[Entries with figure data]
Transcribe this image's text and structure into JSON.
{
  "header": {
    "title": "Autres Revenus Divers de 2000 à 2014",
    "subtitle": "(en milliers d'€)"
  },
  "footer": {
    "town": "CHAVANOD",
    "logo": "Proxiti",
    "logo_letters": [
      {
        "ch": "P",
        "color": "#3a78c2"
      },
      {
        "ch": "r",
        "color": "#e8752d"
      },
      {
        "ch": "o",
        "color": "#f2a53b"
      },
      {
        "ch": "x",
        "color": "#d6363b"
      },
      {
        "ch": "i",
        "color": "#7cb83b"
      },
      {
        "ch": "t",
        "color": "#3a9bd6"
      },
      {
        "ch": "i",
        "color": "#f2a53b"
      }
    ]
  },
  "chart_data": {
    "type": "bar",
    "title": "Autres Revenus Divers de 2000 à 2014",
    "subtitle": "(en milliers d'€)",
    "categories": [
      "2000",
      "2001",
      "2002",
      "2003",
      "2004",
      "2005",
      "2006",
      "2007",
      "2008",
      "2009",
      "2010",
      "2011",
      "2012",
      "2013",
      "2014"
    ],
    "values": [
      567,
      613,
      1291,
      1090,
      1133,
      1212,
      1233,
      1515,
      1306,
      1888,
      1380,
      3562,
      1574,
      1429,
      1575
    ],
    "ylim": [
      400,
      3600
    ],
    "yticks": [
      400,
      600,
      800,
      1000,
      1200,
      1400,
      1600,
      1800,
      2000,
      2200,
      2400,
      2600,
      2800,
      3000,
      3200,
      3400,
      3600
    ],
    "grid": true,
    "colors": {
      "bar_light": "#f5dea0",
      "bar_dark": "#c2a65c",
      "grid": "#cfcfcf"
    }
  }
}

--

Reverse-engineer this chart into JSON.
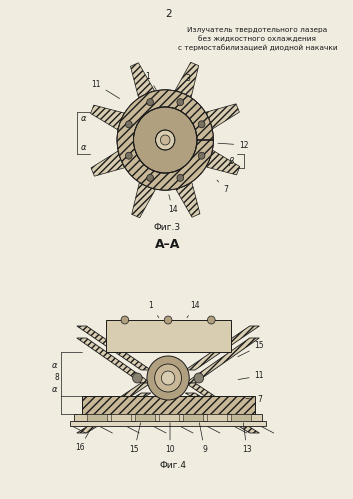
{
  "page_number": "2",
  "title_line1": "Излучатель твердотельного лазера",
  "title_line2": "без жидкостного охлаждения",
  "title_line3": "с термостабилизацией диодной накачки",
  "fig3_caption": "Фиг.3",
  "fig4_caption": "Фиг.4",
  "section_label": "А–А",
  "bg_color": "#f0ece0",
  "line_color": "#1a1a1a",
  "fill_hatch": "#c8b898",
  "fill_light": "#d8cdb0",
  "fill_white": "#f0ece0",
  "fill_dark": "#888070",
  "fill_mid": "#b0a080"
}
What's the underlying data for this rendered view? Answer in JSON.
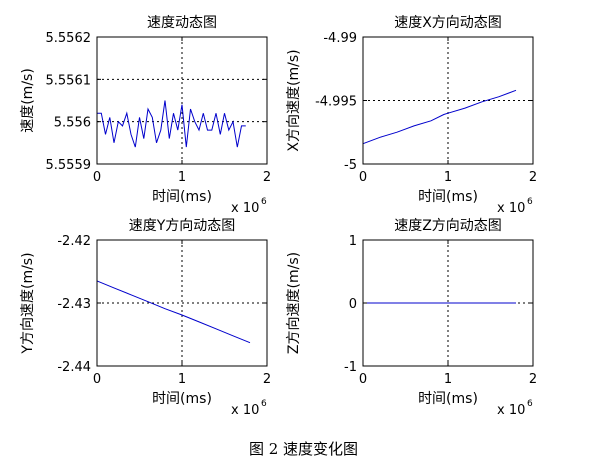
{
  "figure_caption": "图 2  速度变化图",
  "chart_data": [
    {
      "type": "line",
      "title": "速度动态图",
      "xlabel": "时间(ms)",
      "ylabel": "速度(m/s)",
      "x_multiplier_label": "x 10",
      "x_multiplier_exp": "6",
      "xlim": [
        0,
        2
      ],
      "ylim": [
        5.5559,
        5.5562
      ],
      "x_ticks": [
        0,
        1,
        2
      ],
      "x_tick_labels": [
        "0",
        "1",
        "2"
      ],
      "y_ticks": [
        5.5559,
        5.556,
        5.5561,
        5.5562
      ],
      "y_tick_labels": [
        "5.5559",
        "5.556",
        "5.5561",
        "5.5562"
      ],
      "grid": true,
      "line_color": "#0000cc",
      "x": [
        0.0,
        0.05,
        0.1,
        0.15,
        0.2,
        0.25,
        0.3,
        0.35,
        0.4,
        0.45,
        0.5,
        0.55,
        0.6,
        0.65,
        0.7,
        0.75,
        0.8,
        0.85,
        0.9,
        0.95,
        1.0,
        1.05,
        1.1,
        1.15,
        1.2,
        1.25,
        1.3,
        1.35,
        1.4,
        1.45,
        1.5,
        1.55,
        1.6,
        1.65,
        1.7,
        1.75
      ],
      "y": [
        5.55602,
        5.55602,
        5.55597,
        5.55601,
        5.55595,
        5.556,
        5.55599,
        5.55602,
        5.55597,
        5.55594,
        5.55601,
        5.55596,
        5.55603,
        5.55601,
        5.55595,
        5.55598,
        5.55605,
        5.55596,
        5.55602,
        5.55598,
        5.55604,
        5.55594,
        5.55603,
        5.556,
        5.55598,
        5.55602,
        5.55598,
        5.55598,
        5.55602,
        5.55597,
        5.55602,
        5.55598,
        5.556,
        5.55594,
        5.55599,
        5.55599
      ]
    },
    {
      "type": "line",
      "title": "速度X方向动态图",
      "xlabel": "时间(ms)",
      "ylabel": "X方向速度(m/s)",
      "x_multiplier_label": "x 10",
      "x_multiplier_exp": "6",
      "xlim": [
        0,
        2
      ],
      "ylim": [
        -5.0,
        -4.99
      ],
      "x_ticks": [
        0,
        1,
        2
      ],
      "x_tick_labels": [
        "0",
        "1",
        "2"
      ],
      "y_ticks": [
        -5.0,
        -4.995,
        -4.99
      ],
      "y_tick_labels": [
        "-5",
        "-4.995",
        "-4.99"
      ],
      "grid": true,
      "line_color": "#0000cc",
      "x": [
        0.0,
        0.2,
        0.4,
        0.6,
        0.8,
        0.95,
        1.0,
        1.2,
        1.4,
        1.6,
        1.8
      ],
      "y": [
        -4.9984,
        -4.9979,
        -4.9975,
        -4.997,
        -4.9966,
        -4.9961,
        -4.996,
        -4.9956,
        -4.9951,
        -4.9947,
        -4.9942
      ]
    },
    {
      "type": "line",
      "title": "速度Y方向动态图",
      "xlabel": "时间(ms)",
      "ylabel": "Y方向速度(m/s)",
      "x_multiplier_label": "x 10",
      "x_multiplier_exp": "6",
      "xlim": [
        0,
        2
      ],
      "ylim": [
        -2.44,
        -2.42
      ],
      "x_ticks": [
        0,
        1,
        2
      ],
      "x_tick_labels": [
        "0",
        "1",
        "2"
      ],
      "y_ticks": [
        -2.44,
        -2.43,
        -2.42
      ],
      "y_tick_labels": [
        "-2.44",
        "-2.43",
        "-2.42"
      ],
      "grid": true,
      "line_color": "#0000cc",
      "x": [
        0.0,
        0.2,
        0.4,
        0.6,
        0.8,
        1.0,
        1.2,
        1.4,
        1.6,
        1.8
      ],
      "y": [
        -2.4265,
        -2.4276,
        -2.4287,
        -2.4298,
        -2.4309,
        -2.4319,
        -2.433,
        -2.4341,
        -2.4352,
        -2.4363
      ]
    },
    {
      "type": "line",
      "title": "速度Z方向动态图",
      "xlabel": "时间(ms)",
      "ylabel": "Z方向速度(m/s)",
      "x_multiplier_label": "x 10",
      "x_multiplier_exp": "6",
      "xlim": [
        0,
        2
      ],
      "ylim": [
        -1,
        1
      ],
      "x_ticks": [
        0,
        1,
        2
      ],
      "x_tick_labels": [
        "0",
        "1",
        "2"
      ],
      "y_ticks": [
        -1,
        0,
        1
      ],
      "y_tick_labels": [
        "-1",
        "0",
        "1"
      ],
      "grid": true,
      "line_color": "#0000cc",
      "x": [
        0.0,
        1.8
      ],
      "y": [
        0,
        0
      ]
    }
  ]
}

**SHORT TASK:** From the data, list each line in which the string "this" appears.

**TASK SOLUTION:**
Transcribe this image's text and structure into JSON.
Reverse-engineer this chart into JSON.
What's the underlying data for this rendered view? Answer in JSON.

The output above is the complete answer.